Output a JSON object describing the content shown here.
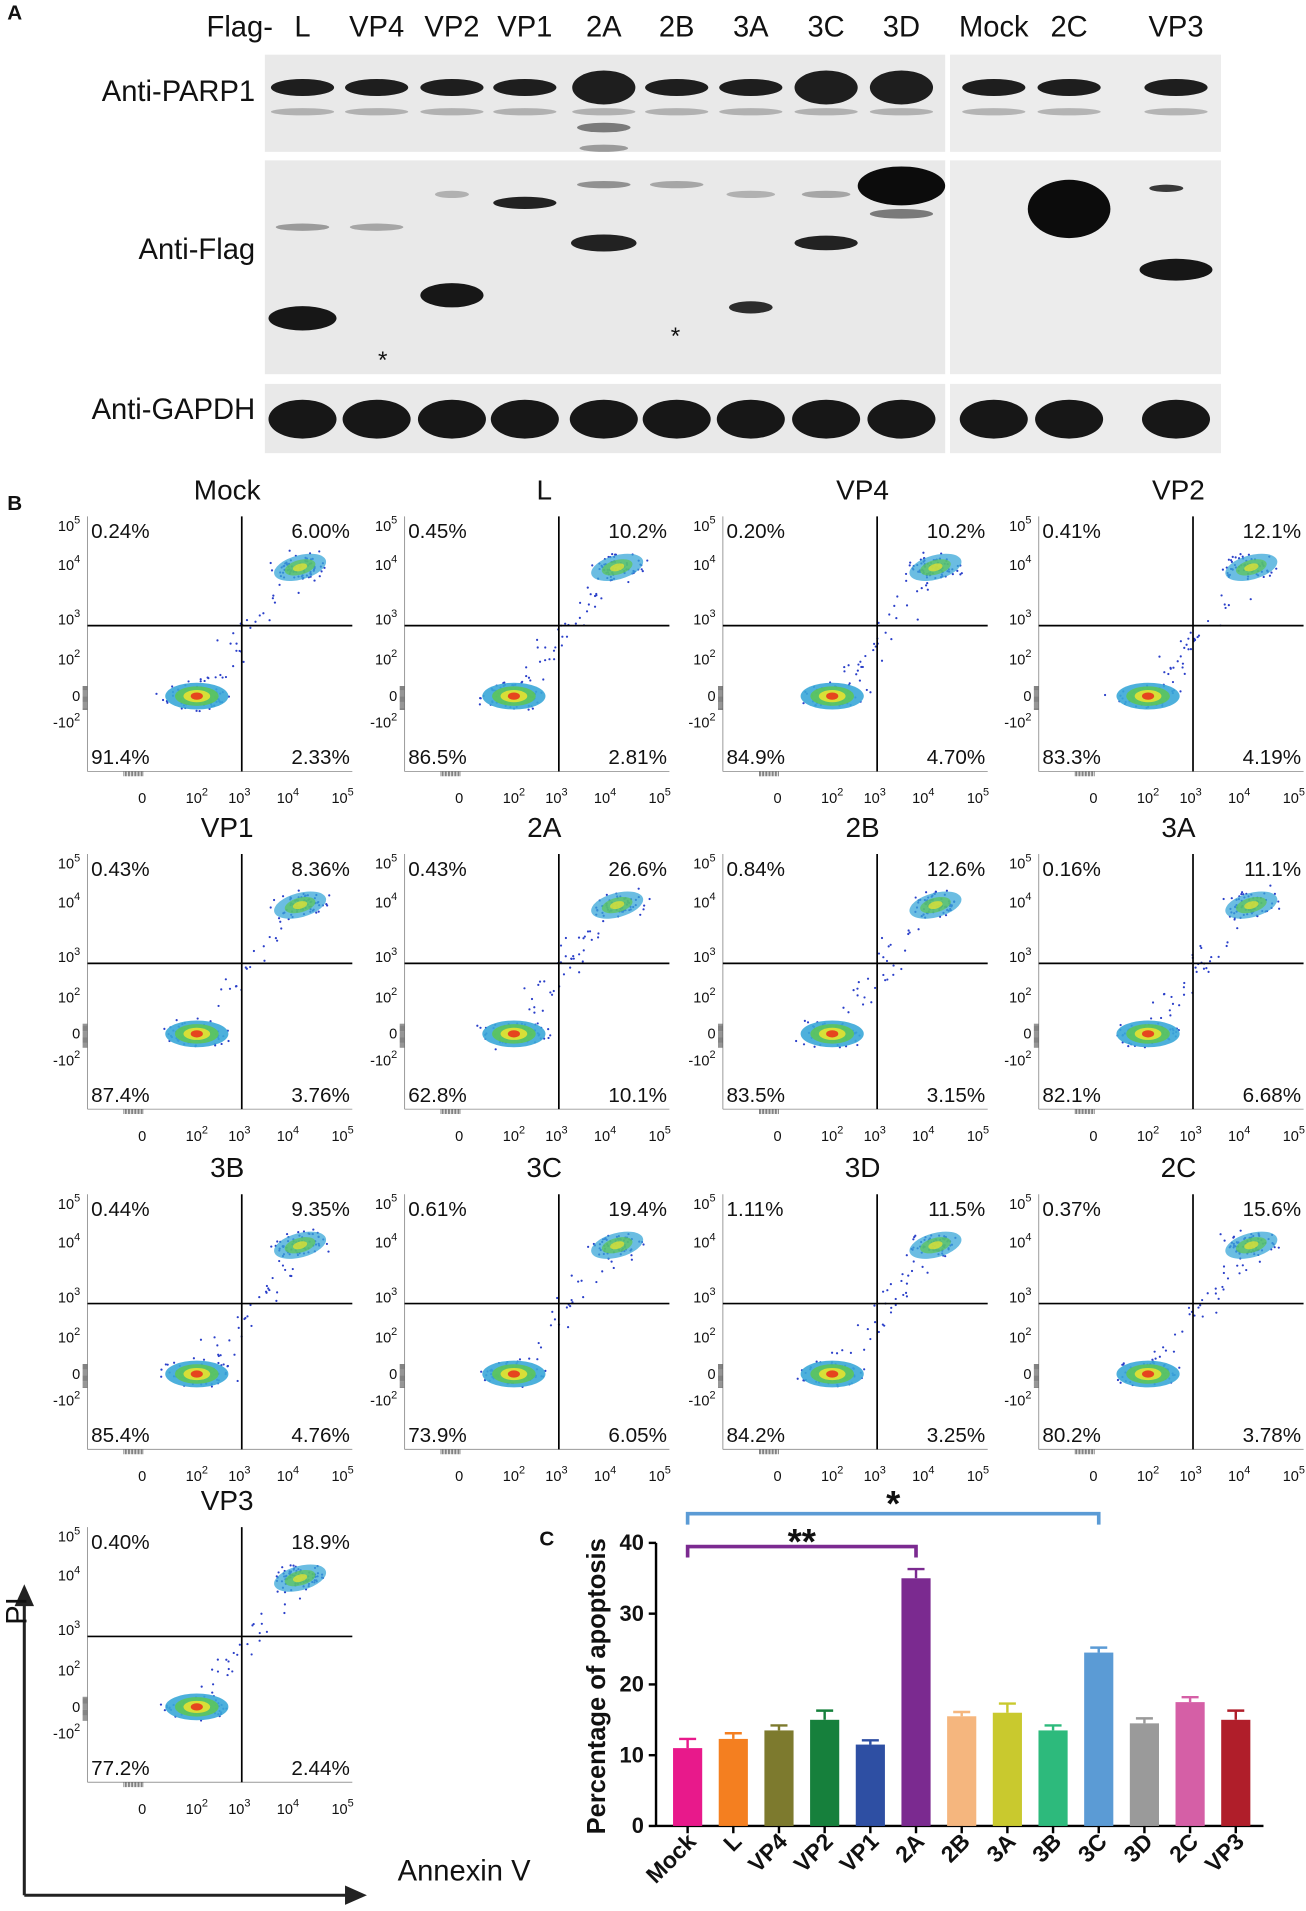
{
  "panel_labels": [
    "A",
    "B",
    "C"
  ],
  "blot": {
    "lane_prefix": "Flag-",
    "lanes": [
      "L",
      "VP4",
      "VP2",
      "VP1",
      "2A",
      "2B",
      "3A",
      "3C",
      "3D",
      "Mock",
      "2C",
      "VP3"
    ],
    "rows": [
      "Anti-PARP1",
      "Anti-Flag",
      "Anti-GAPDH"
    ],
    "markers": [
      "*",
      "*"
    ]
  },
  "flow": {
    "x_axis_label": "Annexin V",
    "y_axis_label": "PI",
    "x_ticks": [
      {
        "base": "0"
      },
      {
        "base": "10",
        "exp": "2"
      },
      {
        "base": "10",
        "exp": "3"
      },
      {
        "base": "10",
        "exp": "4"
      },
      {
        "base": "10",
        "exp": "5"
      }
    ],
    "y_ticks": [
      {
        "base": "10",
        "exp": "5"
      },
      {
        "base": "10",
        "exp": "4"
      },
      {
        "base": "10",
        "exp": "3"
      },
      {
        "base": "10",
        "exp": "2"
      },
      {
        "base": "0"
      },
      {
        "base": "-10",
        "exp": "2"
      }
    ],
    "panels": [
      {
        "title": "Mock",
        "quadrants": [
          "0.24%",
          "6.00%",
          "91.4%",
          "2.33%"
        ]
      },
      {
        "title": "L",
        "quadrants": [
          "0.45%",
          "10.2%",
          "86.5%",
          "2.81%"
        ]
      },
      {
        "title": "VP4",
        "quadrants": [
          "0.20%",
          "10.2%",
          "84.9%",
          "4.70%"
        ]
      },
      {
        "title": "VP2",
        "quadrants": [
          "0.41%",
          "12.1%",
          "83.3%",
          "4.19%"
        ]
      },
      {
        "title": "VP1",
        "quadrants": [
          "0.43%",
          "8.36%",
          "87.4%",
          "3.76%"
        ]
      },
      {
        "title": "2A",
        "quadrants": [
          "0.43%",
          "26.6%",
          "62.8%",
          "10.1%"
        ]
      },
      {
        "title": "2B",
        "quadrants": [
          "0.84%",
          "12.6%",
          "83.5%",
          "3.15%"
        ]
      },
      {
        "title": "3A",
        "quadrants": [
          "0.16%",
          "11.1%",
          "82.1%",
          "6.68%"
        ]
      },
      {
        "title": "3B",
        "quadrants": [
          "0.44%",
          "9.35%",
          "85.4%",
          "4.76%"
        ]
      },
      {
        "title": "3C",
        "quadrants": [
          "0.61%",
          "19.4%",
          "73.9%",
          "6.05%"
        ]
      },
      {
        "title": "3D",
        "quadrants": [
          "1.11%",
          "11.5%",
          "84.2%",
          "3.25%"
        ]
      },
      {
        "title": "2C",
        "quadrants": [
          "0.37%",
          "15.6%",
          "80.2%",
          "3.78%"
        ]
      },
      {
        "title": "VP3",
        "quadrants": [
          "0.40%",
          "18.9%",
          "77.2%",
          "2.44%"
        ]
      }
    ]
  },
  "chart_data": {
    "type": "bar",
    "ylabel": "Percentage of apoptosis",
    "categories": [
      "Mock",
      "L",
      "VP4",
      "VP2",
      "VP1",
      "2A",
      "2B",
      "3A",
      "3B",
      "3C",
      "3D",
      "2C",
      "VP3"
    ],
    "values": [
      11,
      12.3,
      13.5,
      15,
      11.5,
      35,
      15.5,
      16,
      13.5,
      24.5,
      14.5,
      17.5,
      15
    ],
    "errors": [
      1.3,
      0.8,
      0.7,
      1.3,
      0.6,
      1.3,
      0.6,
      1.3,
      0.7,
      0.7,
      0.7,
      0.7,
      1.3
    ],
    "colors": [
      "#e8198b",
      "#f47f20",
      "#7d7a2e",
      "#16803c",
      "#2e4fa3",
      "#7b2a90",
      "#f5b67e",
      "#c9c92e",
      "#2dba7c",
      "#5b9bd5",
      "#9a9a9a",
      "#d55fa6",
      "#b01e2a"
    ],
    "ylim": [
      0,
      40
    ],
    "yticks": [
      0,
      10,
      20,
      30,
      40
    ],
    "annotations": [
      {
        "text": "*",
        "from": "Mock",
        "to": "3C",
        "color": "#5b9bd5"
      },
      {
        "text": "**",
        "from": "Mock",
        "to": "2A",
        "color": "#7b2a90"
      }
    ]
  }
}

PROBLEM STATEMENT: Omit the pictures. Output every record above word for word.

RESULT FOR THIS EXERCISE:
Output a JSON object describing the content shown here.
{
  "panel_labels": [
    "A",
    "B",
    "C"
  ],
  "blot": {
    "lane_prefix": "Flag-",
    "lanes": [
      "L",
      "VP4",
      "VP2",
      "VP1",
      "2A",
      "2B",
      "3A",
      "3C",
      "3D",
      "Mock",
      "2C",
      "VP3"
    ],
    "rows": [
      "Anti-PARP1",
      "Anti-Flag",
      "Anti-GAPDH"
    ],
    "markers": [
      "*",
      "*"
    ]
  },
  "flow": {
    "x_axis_label": "Annexin V",
    "y_axis_label": "PI",
    "x_ticks": [
      {
        "base": "0"
      },
      {
        "base": "10",
        "exp": "2"
      },
      {
        "base": "10",
        "exp": "3"
      },
      {
        "base": "10",
        "exp": "4"
      },
      {
        "base": "10",
        "exp": "5"
      }
    ],
    "y_ticks": [
      {
        "base": "10",
        "exp": "5"
      },
      {
        "base": "10",
        "exp": "4"
      },
      {
        "base": "10",
        "exp": "3"
      },
      {
        "base": "10",
        "exp": "2"
      },
      {
        "base": "0"
      },
      {
        "base": "-10",
        "exp": "2"
      }
    ],
    "panels": [
      {
        "title": "Mock",
        "quadrants": [
          "0.24%",
          "6.00%",
          "91.4%",
          "2.33%"
        ]
      },
      {
        "title": "L",
        "quadrants": [
          "0.45%",
          "10.2%",
          "86.5%",
          "2.81%"
        ]
      },
      {
        "title": "VP4",
        "quadrants": [
          "0.20%",
          "10.2%",
          "84.9%",
          "4.70%"
        ]
      },
      {
        "title": "VP2",
        "quadrants": [
          "0.41%",
          "12.1%",
          "83.3%",
          "4.19%"
        ]
      },
      {
        "title": "VP1",
        "quadrants": [
          "0.43%",
          "8.36%",
          "87.4%",
          "3.76%"
        ]
      },
      {
        "title": "2A",
        "quadrants": [
          "0.43%",
          "26.6%",
          "62.8%",
          "10.1%"
        ]
      },
      {
        "title": "2B",
        "quadrants": [
          "0.84%",
          "12.6%",
          "83.5%",
          "3.15%"
        ]
      },
      {
        "title": "3A",
        "quadrants": [
          "0.16%",
          "11.1%",
          "82.1%",
          "6.68%"
        ]
      },
      {
        "title": "3B",
        "quadrants": [
          "0.44%",
          "9.35%",
          "85.4%",
          "4.76%"
        ]
      },
      {
        "title": "3C",
        "quadrants": [
          "0.61%",
          "19.4%",
          "73.9%",
          "6.05%"
        ]
      },
      {
        "title": "3D",
        "quadrants": [
          "1.11%",
          "11.5%",
          "84.2%",
          "3.25%"
        ]
      },
      {
        "title": "2C",
        "quadrants": [
          "0.37%",
          "15.6%",
          "80.2%",
          "3.78%"
        ]
      },
      {
        "title": "VP3",
        "quadrants": [
          "0.40%",
          "18.9%",
          "77.2%",
          "2.44%"
        ]
      }
    ]
  },
  "chart_data": {
    "type": "bar",
    "ylabel": "Percentage of apoptosis",
    "categories": [
      "Mock",
      "L",
      "VP4",
      "VP2",
      "VP1",
      "2A",
      "2B",
      "3A",
      "3B",
      "3C",
      "3D",
      "2C",
      "VP3"
    ],
    "values": [
      11,
      12.3,
      13.5,
      15,
      11.5,
      35,
      15.5,
      16,
      13.5,
      24.5,
      14.5,
      17.5,
      15
    ],
    "errors": [
      1.3,
      0.8,
      0.7,
      1.3,
      0.6,
      1.3,
      0.6,
      1.3,
      0.7,
      0.7,
      0.7,
      0.7,
      1.3
    ],
    "colors": [
      "#e8198b",
      "#f47f20",
      "#7d7a2e",
      "#16803c",
      "#2e4fa3",
      "#7b2a90",
      "#f5b67e",
      "#c9c92e",
      "#2dba7c",
      "#5b9bd5",
      "#9a9a9a",
      "#d55fa6",
      "#b01e2a"
    ],
    "ylim": [
      0,
      40
    ],
    "yticks": [
      0,
      10,
      20,
      30,
      40
    ],
    "annotations": [
      {
        "text": "*",
        "from": "Mock",
        "to": "3C",
        "color": "#5b9bd5"
      },
      {
        "text": "**",
        "from": "Mock",
        "to": "2A",
        "color": "#7b2a90"
      }
    ]
  }
}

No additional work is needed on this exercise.